GIVEN TASK
Transcribe the whole listing below without changing a word, but leave out every image.

Extracted data entries

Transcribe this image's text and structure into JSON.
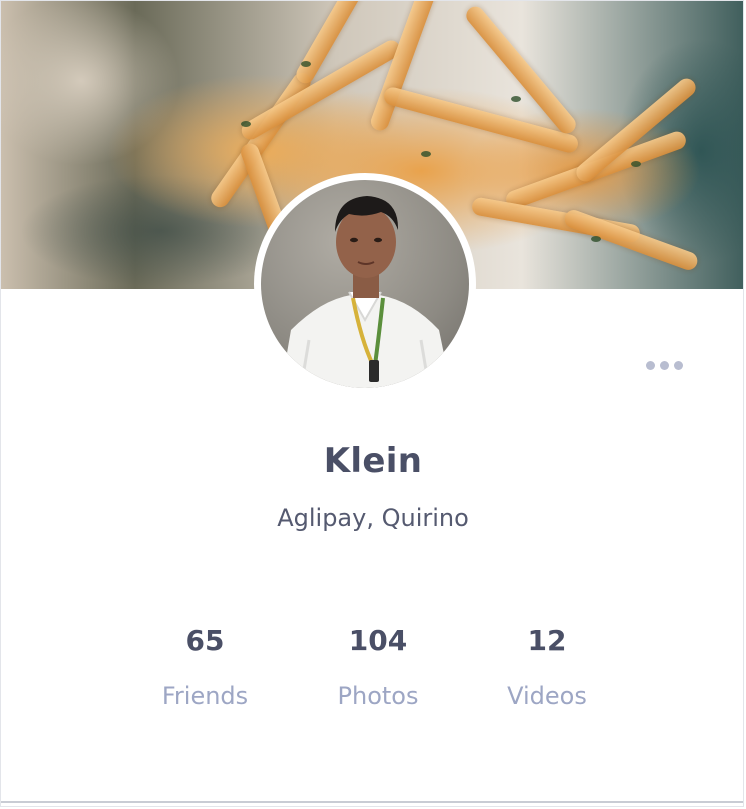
{
  "profile": {
    "name": "Klein",
    "location": "Aglipay, Quirino"
  },
  "stats": [
    {
      "value": "65",
      "label": "Friends"
    },
    {
      "value": "104",
      "label": "Photos"
    },
    {
      "value": "12",
      "label": "Videos"
    }
  ],
  "icons": {
    "more": "more-horizontal-icon"
  },
  "colors": {
    "text_primary": "#4a4f66",
    "text_muted": "#9da6c4",
    "dots": "#b8bdd0"
  }
}
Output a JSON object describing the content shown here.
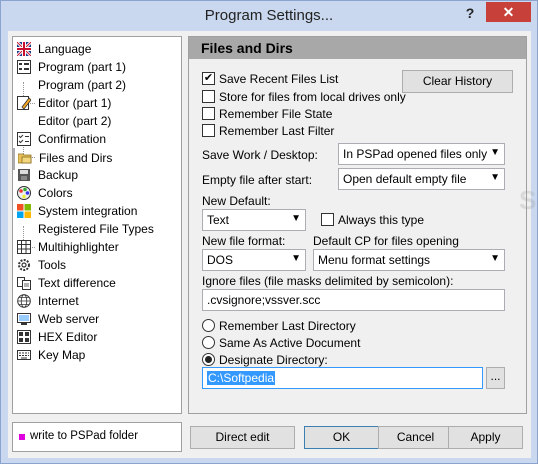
{
  "window": {
    "title": "Program Settings...",
    "help": "?",
    "close": "✕"
  },
  "tree": {
    "items": [
      {
        "label": "Language",
        "icon": "uk-flag-icon"
      },
      {
        "label": "Program  (part 1)",
        "icon": "form-icon"
      },
      {
        "label": "Program  (part 2)",
        "icon": ""
      },
      {
        "label": "Editor  (part 1)",
        "icon": "pencil-icon"
      },
      {
        "label": "Editor  (part 2)",
        "icon": ""
      },
      {
        "label": "Confirmation",
        "icon": "checklist-icon"
      },
      {
        "label": "Files and Dirs",
        "icon": "folder-icon"
      },
      {
        "label": "Backup",
        "icon": "backup-icon"
      },
      {
        "label": "Colors",
        "icon": "palette-icon"
      },
      {
        "label": "System integration",
        "icon": "windows-icon"
      },
      {
        "label": "Registered File Types",
        "icon": ""
      },
      {
        "label": "Multihighlighter",
        "icon": "grid-icon"
      },
      {
        "label": "Tools",
        "icon": "gear-icon"
      },
      {
        "label": "Text difference",
        "icon": "diff-icon"
      },
      {
        "label": "Internet",
        "icon": "globe-icon"
      },
      {
        "label": "Web server",
        "icon": "server-icon"
      },
      {
        "label": "HEX Editor",
        "icon": "hex-icon"
      },
      {
        "label": "Key Map",
        "icon": "keyboard-icon"
      }
    ]
  },
  "legend": {
    "text": "write to PSPad folder",
    "color": "#e000e0"
  },
  "panel": {
    "heading": "Files and Dirs",
    "checks": [
      {
        "label": "Save Recent Files List",
        "checked": "✔"
      },
      {
        "label": "Store for files from local drives only",
        "checked": ""
      },
      {
        "label": "Remember File State",
        "checked": ""
      },
      {
        "label": "Remember Last Filter",
        "checked": ""
      }
    ],
    "clear_history": "Clear History",
    "save_work_label": "Save Work / Desktop:",
    "save_work_value": "In PSPad opened files only",
    "empty_file_label": "Empty file after start:",
    "empty_file_value": "Open default empty file",
    "new_default_label": "New Default:",
    "new_default_value": "Text",
    "always_type": "Always this type",
    "new_format_label": "New file format:",
    "new_format_value": "DOS",
    "default_cp_label": "Default CP for files opening",
    "default_cp_value": "Menu format settings",
    "ignore_label": "Ignore files (file masks delimited by semicolon):",
    "ignore_value": ".cvsignore;vssver.scc",
    "radios": [
      {
        "label": "Remember Last Directory",
        "selected": false
      },
      {
        "label": "Same As Active Document",
        "selected": false
      },
      {
        "label": "Designate Directory:",
        "selected": true
      }
    ],
    "dir_value": "C:\\Softpedia",
    "browse": "..."
  },
  "buttons": {
    "direct_edit": "Direct edit",
    "ok": "OK",
    "cancel": "Cancel",
    "apply": "Apply"
  }
}
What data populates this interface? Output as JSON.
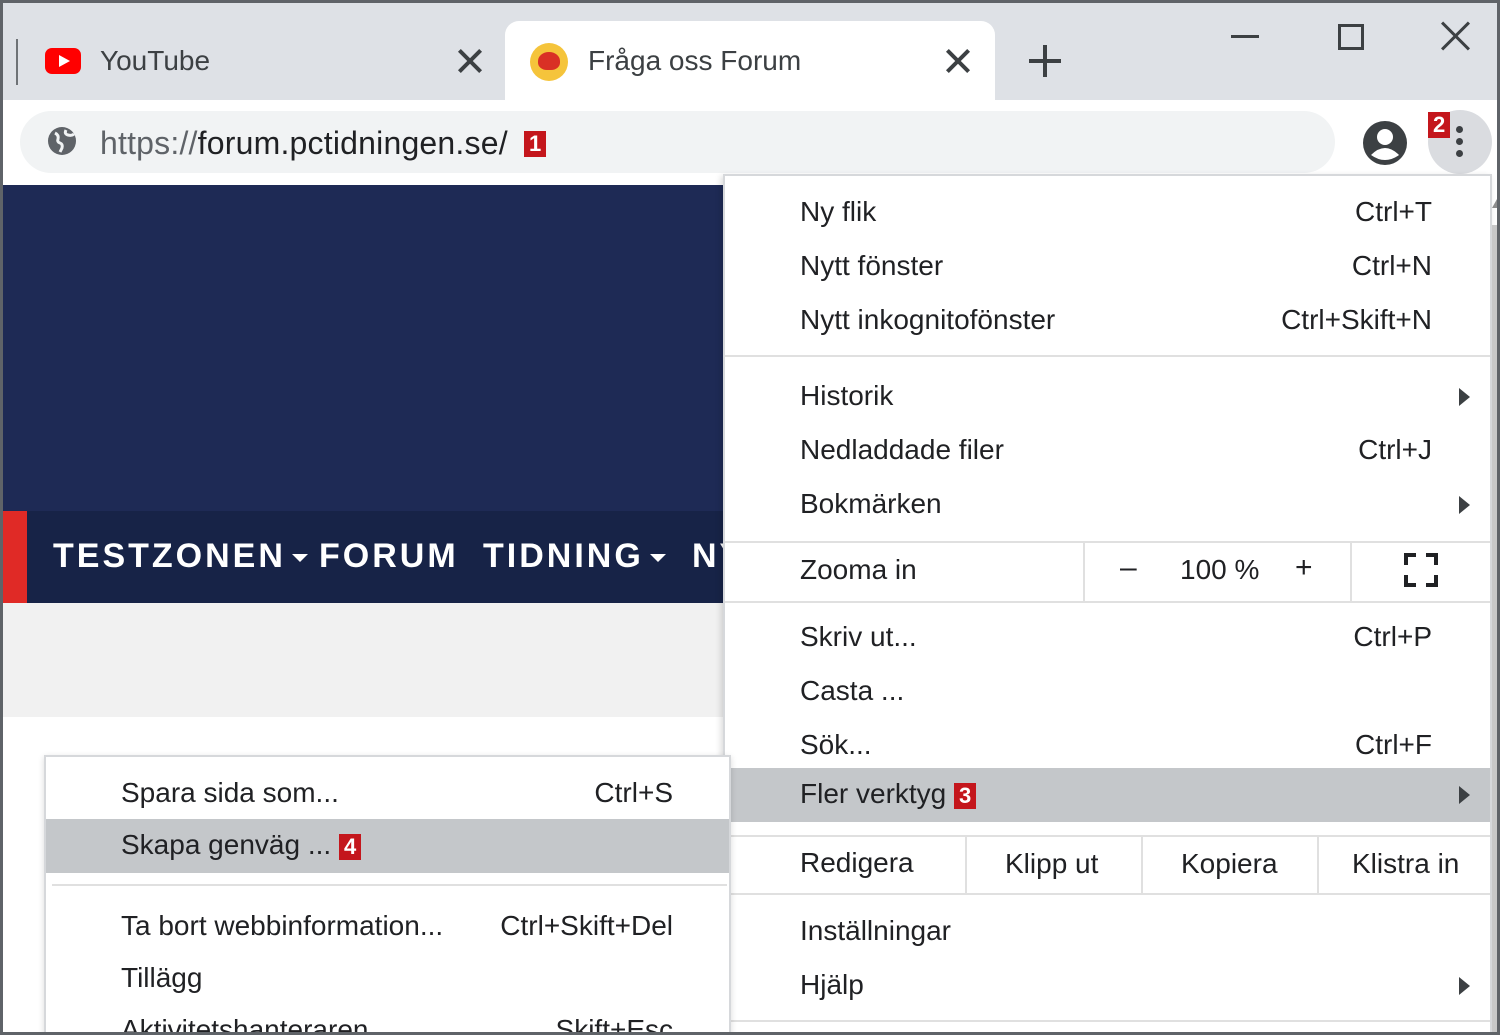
{
  "tabs": [
    {
      "title": "YouTube",
      "icon": "youtube-icon",
      "active": false
    },
    {
      "title": "Fråga oss Forum",
      "icon": "forum-favicon-icon",
      "active": true
    }
  ],
  "address_bar": {
    "scheme": "https://",
    "url_rest": "forum.pctidningen.se/",
    "badge": "1"
  },
  "toolbar": {
    "menu_badge": "2"
  },
  "site_nav": {
    "items": [
      {
        "label": "TESTZONEN",
        "dropdown": true
      },
      {
        "label": "FORUM",
        "dropdown": false
      },
      {
        "label": "TIDNING",
        "dropdown": true
      },
      {
        "label": "NY",
        "dropdown": false
      }
    ]
  },
  "main_menu": {
    "group1": [
      {
        "label": "Ny flik",
        "shortcut": "Ctrl+T"
      },
      {
        "label": "Nytt fönster",
        "shortcut": "Ctrl+N"
      },
      {
        "label": "Nytt inkognitofönster",
        "shortcut": "Ctrl+Skift+N"
      }
    ],
    "group2": [
      {
        "label": "Historik",
        "shortcut": "",
        "submenu": true
      },
      {
        "label": "Nedladdade filer",
        "shortcut": "Ctrl+J",
        "submenu": false
      },
      {
        "label": "Bokmärken",
        "shortcut": "",
        "submenu": true
      }
    ],
    "zoom": {
      "label": "Zooma in",
      "minus": "–",
      "value": "100 %",
      "plus": "+"
    },
    "group3": [
      {
        "label": "Skriv ut...",
        "shortcut": "Ctrl+P"
      },
      {
        "label": "Casta ...",
        "shortcut": ""
      },
      {
        "label": "Sök...",
        "shortcut": "Ctrl+F"
      }
    ],
    "more_tools": {
      "label": "Fler verktyg",
      "badge": "3"
    },
    "edit": {
      "label": "Redigera",
      "cut": "Klipp ut",
      "copy": "Kopiera",
      "paste": "Klistra in"
    },
    "group4": [
      {
        "label": "Inställningar",
        "submenu": false
      },
      {
        "label": "Hjälp",
        "submenu": true
      }
    ]
  },
  "sub_menu": {
    "items": [
      {
        "label": "Spara sida som...",
        "shortcut": "Ctrl+S",
        "badge": "",
        "highlight": false
      },
      {
        "label": "Skapa genväg ...",
        "shortcut": "",
        "badge": "4",
        "highlight": true
      },
      {
        "label": "Ta bort webbinformation...",
        "shortcut": "Ctrl+Skift+Del",
        "badge": "",
        "highlight": false
      },
      {
        "label": "Tillägg",
        "shortcut": "",
        "badge": "",
        "highlight": false
      },
      {
        "label": "Aktivitetshanteraren",
        "shortcut": "Skift+Esc",
        "badge": "",
        "highlight": false
      }
    ]
  },
  "colors": {
    "youtube_red": "#ff0000",
    "badge_red": "#c4161c",
    "hero_navy": "#1e2a55",
    "nav_navy": "#172347",
    "nav_accent": "#e02a26",
    "menu_highlight": "#c4c7ca"
  }
}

ANSWER TO THE TASK
Transcribe this image's text and structure into JSON.
{
  "profile": {
    "name": "Klein",
    "location": "Aglipay, Quirino"
  },
  "stats": [
    {
      "value": "65",
      "label": "Friends"
    },
    {
      "value": "104",
      "label": "Photos"
    },
    {
      "value": "12",
      "label": "Videos"
    }
  ],
  "icons": {
    "more": "more-horizontal-icon"
  },
  "colors": {
    "text_primary": "#4a4f66",
    "text_muted": "#9da6c4",
    "dots": "#b8bdd0"
  }
}
Output a JSON object describing the content shown here.
{
  "window": {
    "title": "Program Settings...",
    "help": "?",
    "close": "✕"
  },
  "tree": {
    "items": [
      {
        "label": "Language",
        "icon": "uk-flag-icon"
      },
      {
        "label": "Program  (part 1)",
        "icon": "form-icon"
      },
      {
        "label": "Program  (part 2)",
        "icon": ""
      },
      {
        "label": "Editor  (part 1)",
        "icon": "pencil-icon"
      },
      {
        "label": "Editor  (part 2)",
        "icon": ""
      },
      {
        "label": "Confirmation",
        "icon": "checklist-icon"
      },
      {
        "label": "Files and Dirs",
        "icon": "folder-icon"
      },
      {
        "label": "Backup",
        "icon": "backup-icon"
      },
      {
        "label": "Colors",
        "icon": "palette-icon"
      },
      {
        "label": "System integration",
        "icon": "windows-icon"
      },
      {
        "label": "Registered File Types",
        "icon": ""
      },
      {
        "label": "Multihighlighter",
        "icon": "grid-icon"
      },
      {
        "label": "Tools",
        "icon": "gear-icon"
      },
      {
        "label": "Text difference",
        "icon": "diff-icon"
      },
      {
        "label": "Internet",
        "icon": "globe-icon"
      },
      {
        "label": "Web server",
        "icon": "server-icon"
      },
      {
        "label": "HEX Editor",
        "icon": "hex-icon"
      },
      {
        "label": "Key Map",
        "icon": "keyboard-icon"
      }
    ]
  },
  "legend": {
    "text": "write to PSPad folder",
    "color": "#e000e0"
  },
  "panel": {
    "heading": "Files and Dirs",
    "checks": [
      {
        "label": "Save Recent Files List",
        "checked": "✔"
      },
      {
        "label": "Store for files from local drives only",
        "checked": ""
      },
      {
        "label": "Remember File State",
        "checked": ""
      },
      {
        "label": "Remember Last Filter",
        "checked": ""
      }
    ],
    "clear_history": "Clear History",
    "save_work_label": "Save Work / Desktop:",
    "save_work_value": "In PSPad opened files only",
    "empty_file_label": "Empty file after start:",
    "empty_file_value": "Open default empty file",
    "new_default_label": "New Default:",
    "new_default_value": "Text",
    "always_type": "Always this type",
    "new_format_label": "New file format:",
    "new_format_value": "DOS",
    "default_cp_label": "Default CP for files opening",
    "default_cp_value": "Menu format settings",
    "ignore_label": "Ignore files (file masks delimited by semicolon):",
    "ignore_value": ".cvsignore;vssver.scc",
    "radios": [
      {
        "label": "Remember Last Directory",
        "selected": false
      },
      {
        "label": "Same As Active Document",
        "selected": false
      },
      {
        "label": "Designate Directory:",
        "selected": true
      }
    ],
    "dir_value": "C:\\Softpedia",
    "browse": "..."
  },
  "buttons": {
    "direct_edit": "Direct edit",
    "ok": "OK",
    "cancel": "Cancel",
    "apply": "Apply"
  }
}
What data populates this interface? Output as JSON.
{
  "tabs": [
    {
      "title": "YouTube",
      "icon": "youtube-icon",
      "active": false
    },
    {
      "title": "Fråga oss Forum",
      "icon": "forum-favicon-icon",
      "active": true
    }
  ],
  "address_bar": {
    "scheme": "https://",
    "url_rest": "forum.pctidningen.se/",
    "badge": "1"
  },
  "toolbar": {
    "menu_badge": "2"
  },
  "site_nav": {
    "items": [
      {
        "label": "TESTZONEN",
        "dropdown": true
      },
      {
        "label": "FORUM",
        "dropdown": false
      },
      {
        "label": "TIDNING",
        "dropdown": true
      },
      {
        "label": "NY",
        "dropdown": false
      }
    ]
  },
  "main_menu": {
    "group1": [
      {
        "label": "Ny flik",
        "shortcut": "Ctrl+T"
      },
      {
        "label": "Nytt fönster",
        "shortcut": "Ctrl+N"
      },
      {
        "label": "Nytt inkognitofönster",
        "shortcut": "Ctrl+Skift+N"
      }
    ],
    "group2": [
      {
        "label": "Historik",
        "shortcut": "",
        "submenu": true
      },
      {
        "label": "Nedladdade filer",
        "shortcut": "Ctrl+J",
        "submenu": false
      },
      {
        "label": "Bokmärken",
        "shortcut": "",
        "submenu": true
      }
    ],
    "zoom": {
      "label": "Zooma in",
      "minus": "–",
      "value": "100 %",
      "plus": "+"
    },
    "group3": [
      {
        "label": "Skriv ut...",
        "shortcut": "Ctrl+P"
      },
      {
        "label": "Casta ...",
        "shortcut": ""
      },
      {
        "label": "Sök...",
        "shortcut": "Ctrl+F"
      }
    ],
    "more_tools": {
      "label": "Fler verktyg",
      "badge": "3"
    },
    "edit": {
      "label": "Redigera",
      "cut": "Klipp ut",
      "copy": "Kopiera",
      "paste": "Klistra in"
    },
    "group4": [
      {
        "label": "Inställningar",
        "submenu": false
      },
      {
        "label": "Hjälp",
        "submenu": true
      }
    ]
  },
  "sub_menu": {
    "items": [
      {
        "label": "Spara sida som...",
        "shortcut": "Ctrl+S",
        "badge": "",
        "highlight": false
      },
      {
        "label": "Skapa genväg ...",
        "shortcut": "",
        "badge": "4",
        "highlight": true
      },
      {
        "label": "Ta bort webbinformation...",
        "shortcut": "Ctrl+Skift+Del",
        "badge": "",
        "highlight": false
      },
      {
        "label": "Tillägg",
        "shortcut": "",
        "badge": "",
        "highlight": false
      },
      {
        "label": "Aktivitetshanteraren",
        "shortcut": "Skift+Esc",
        "badge": "",
        "highlight": false
      }
    ]
  },
  "colors": {
    "youtube_red": "#ff0000",
    "badge_red": "#c4161c",
    "hero_navy": "#1e2a55",
    "nav_navy": "#172347",
    "nav_accent": "#e02a26",
    "menu_highlight": "#c4c7ca"
  }
}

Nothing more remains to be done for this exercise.